Extracted data entries
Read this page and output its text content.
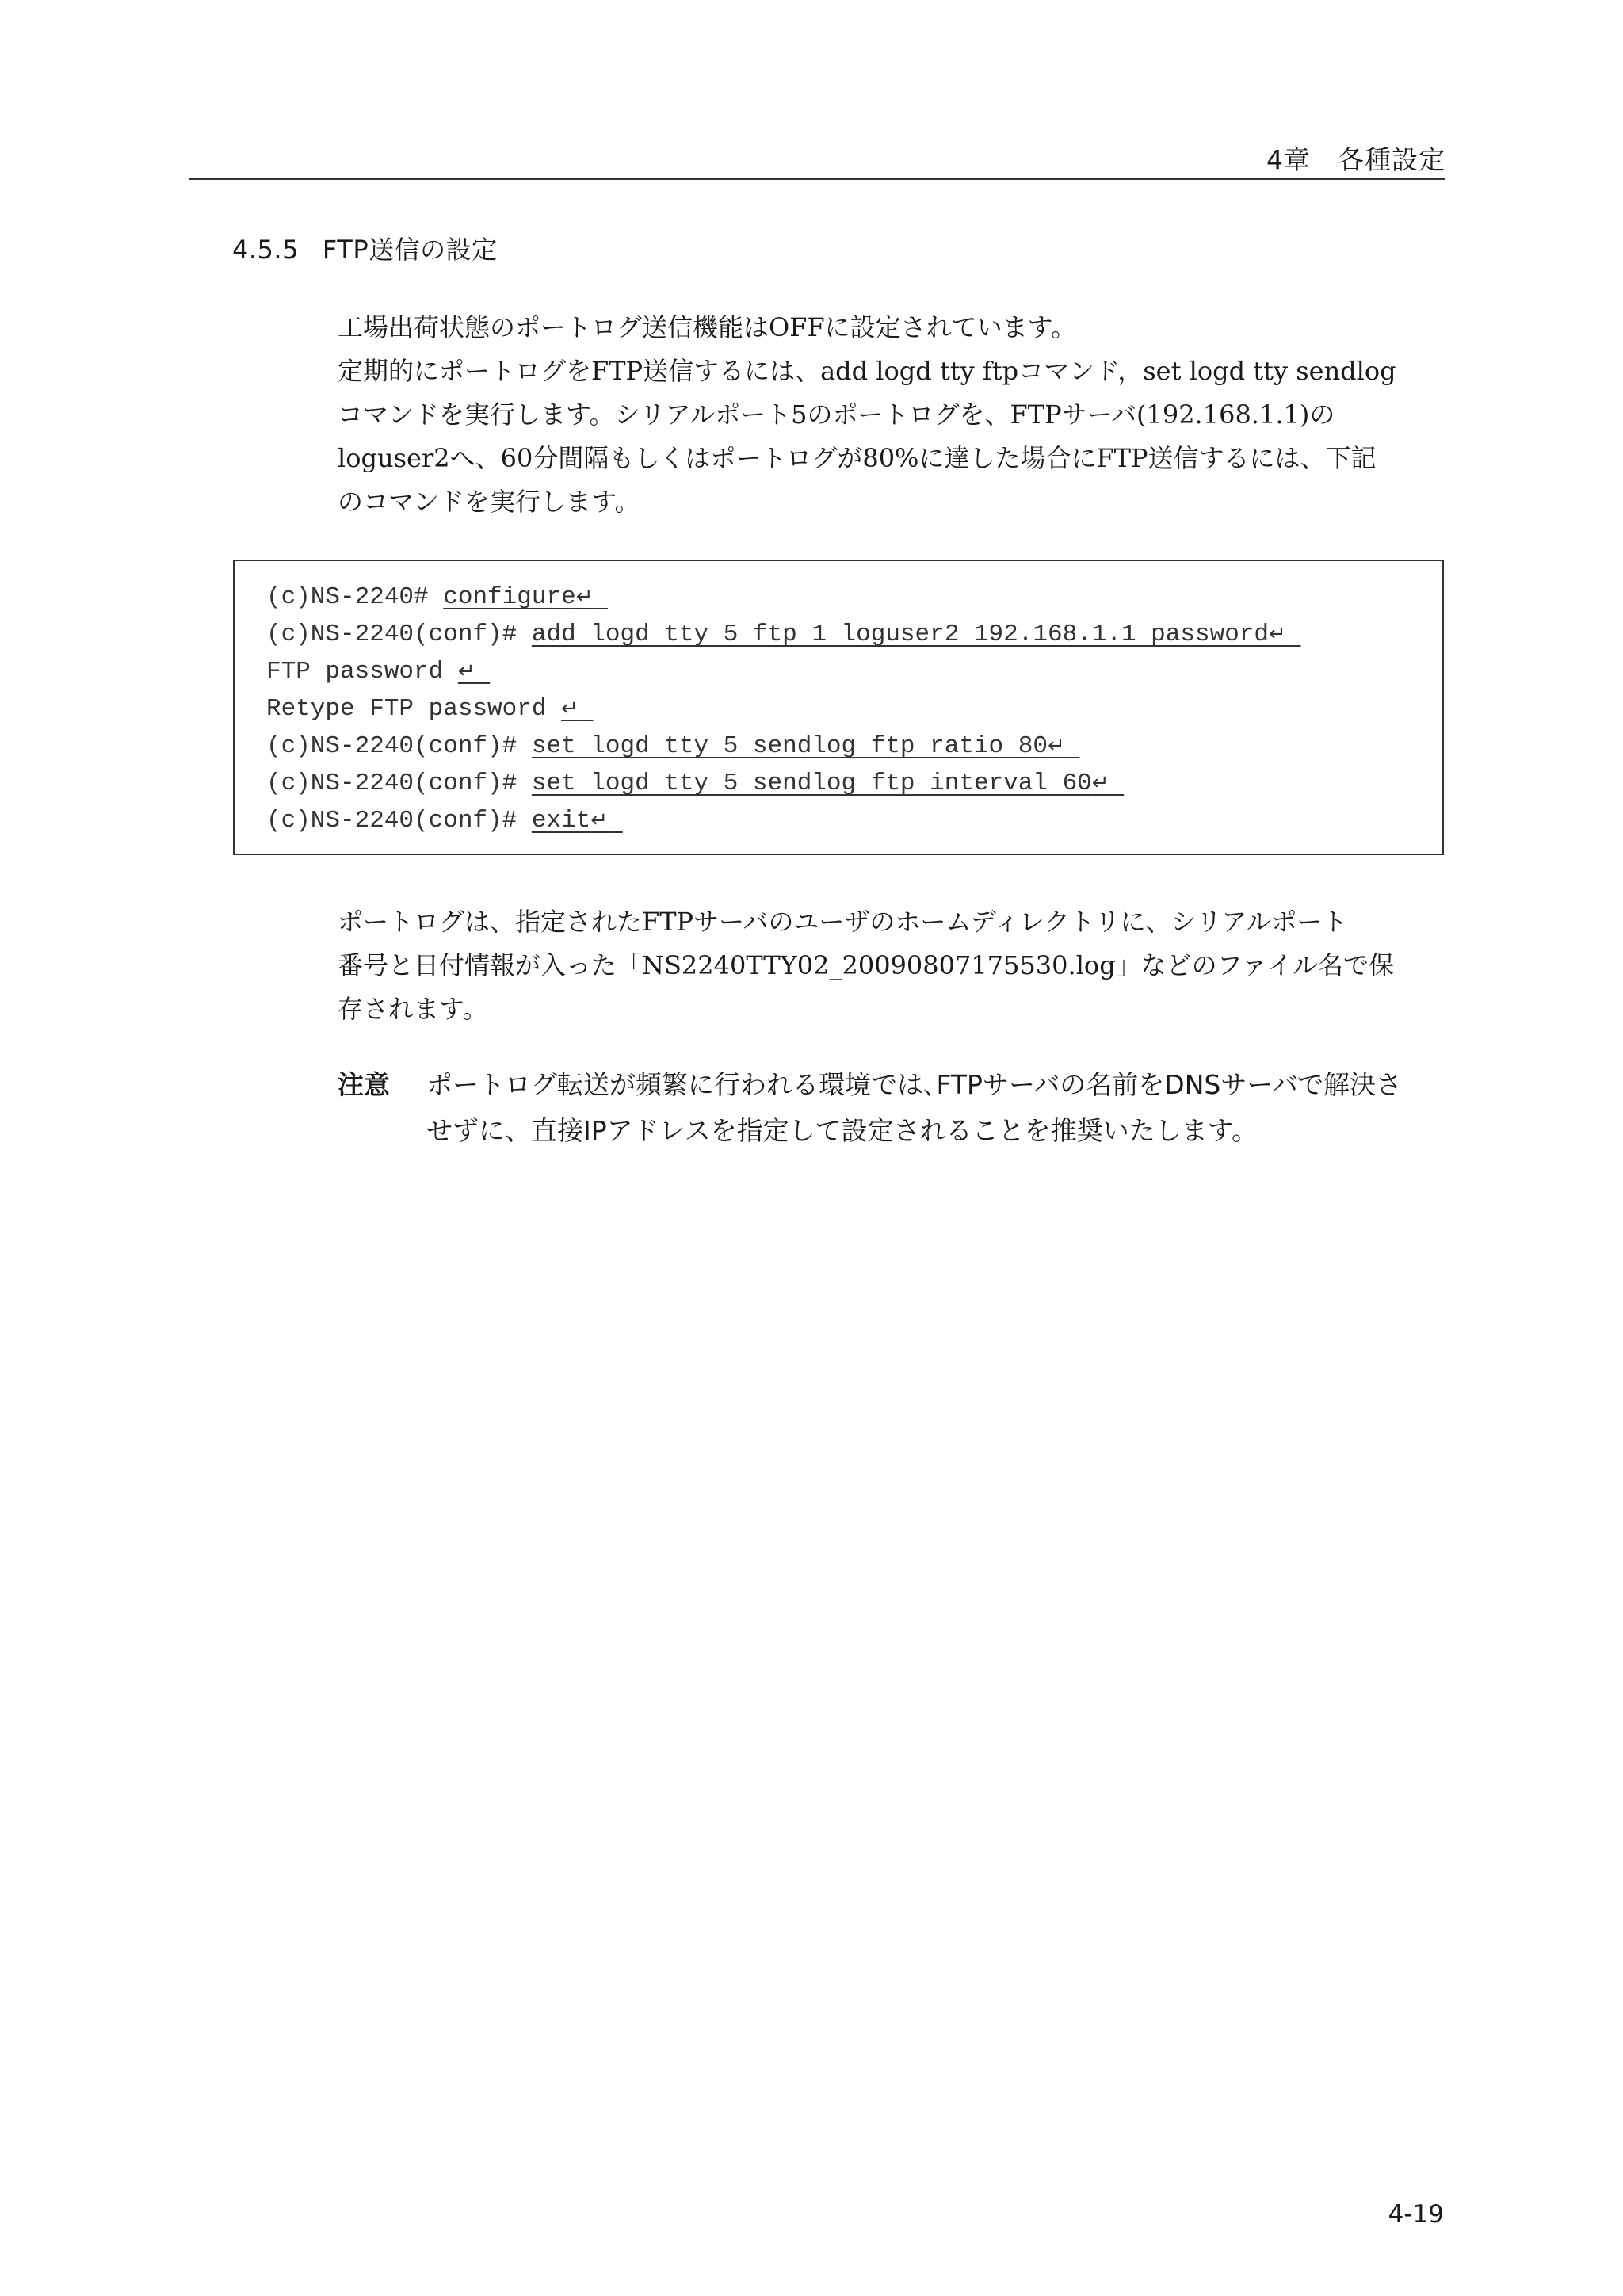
4章　各種設定
4.5.5 FTP送信の設定
工場出荷状態のポートログ送信機能はOFFに設定されています。
定期的にポートログをFTP送信するには、add logd tty ftpコマンド，set logd tty sendlog
コマンドを実行します。シリアルポート5のポートログを、FTPサーバ(192.168.1.1)の
loguser2へ、60分間隔もしくはポートログが80%に達した場合にFTP送信するには、下記
のコマンドを実行します。
(c)NS-2240# configure↵
(c)NS-2240(conf)# add logd tty 5 ftp 1 loguser2 192.168.1.1 password↵
FTP password ↵
Retype FTP password ↵
(c)NS-2240(conf)# set logd tty 5 sendlog ftp ratio 80↵
(c)NS-2240(conf)# set logd tty 5 sendlog ftp interval 60↵
(c)NS-2240(conf)# exit↵
ポートログは、指定されたFTPサーバのユーザのホームディレクトリに、シリアルポート
番号と日付情報が入った「NS2240TTY02_20090807175530.log」などのファイル名で保
存されます。
注意 ポートログ転送が頻繁に行われる環境では､FTPサーバの名前をDNSサーバで解決さ
せずに、直接IPアドレスを指定して設定されることを推奨いたします。
4-19
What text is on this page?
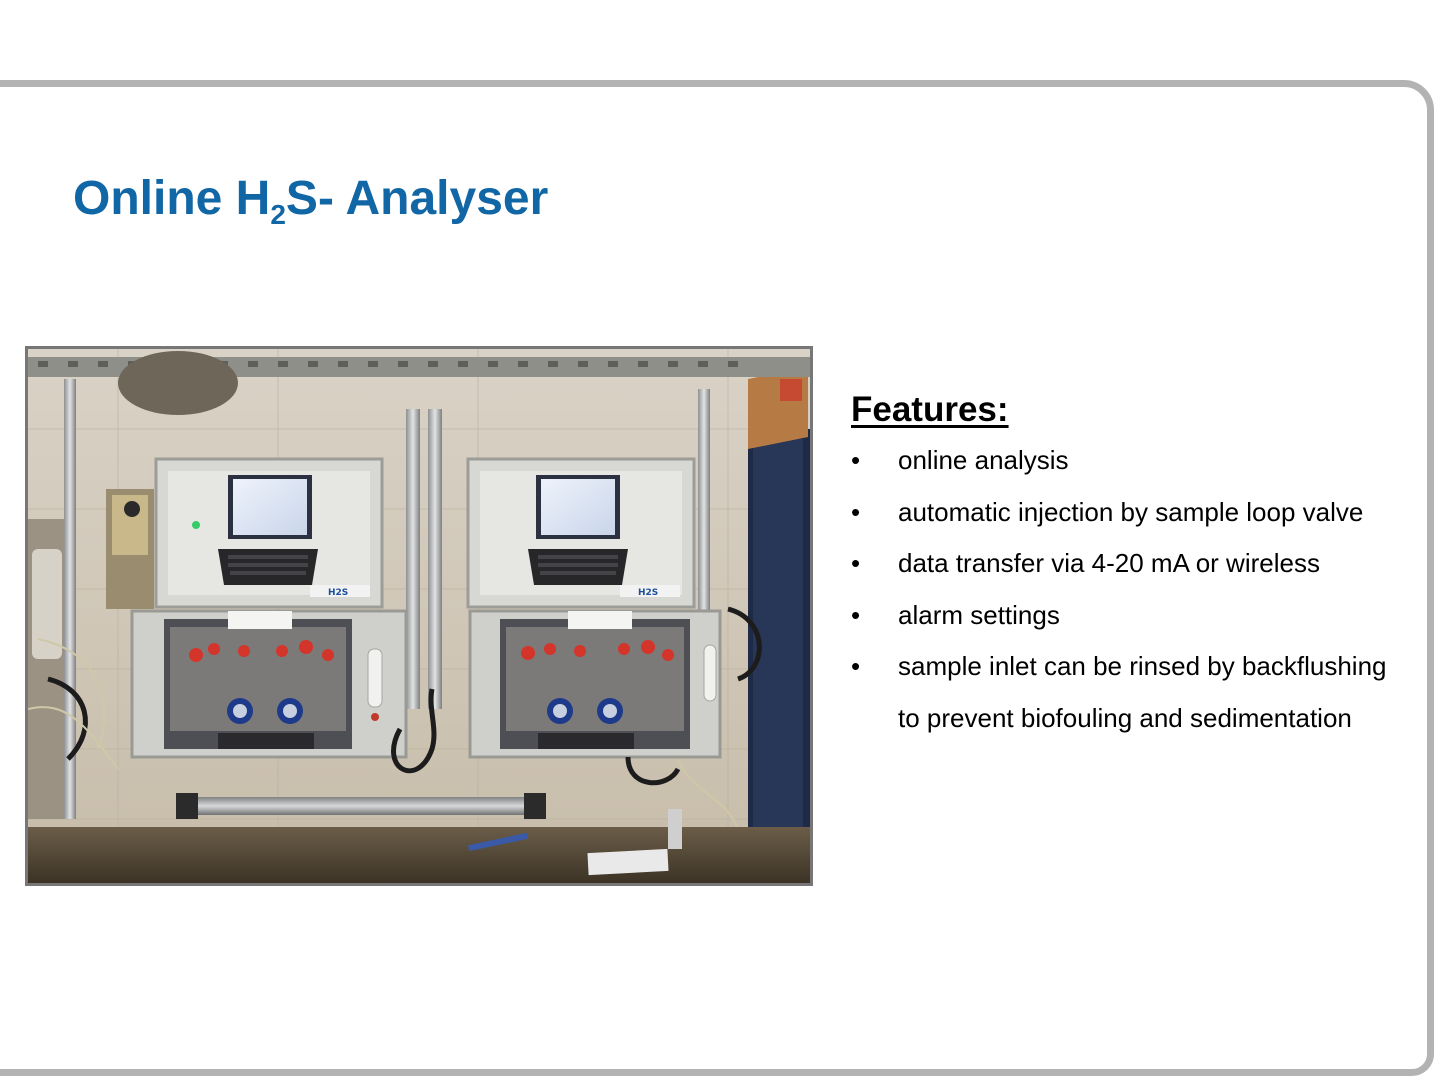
Online $H_2S-$ Analyser
H2S	H2S
Features:
• online analysis
• automatic injection by sample loop valve
• data transfer via 4-20 mA or wireless
• alarm settings
• sample inlet can be rinsed by backflushing to prevent biofouling and sedimentation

To be done — Up to and including the last line of the listing, starting at the line with "What text is on this page?", extract every line exactly and leave out the pictures.

Finished task —
What text is on this page?
Online $H_2S-$ Analyser
H2S	H2S
Features:
• online analysis
• automatic injection by sample loop valve
• data transfer via 4-20 mA or wireless
• alarm settings
• sample inlet can be rinsed by backflushing to prevent biofouling and sedimentation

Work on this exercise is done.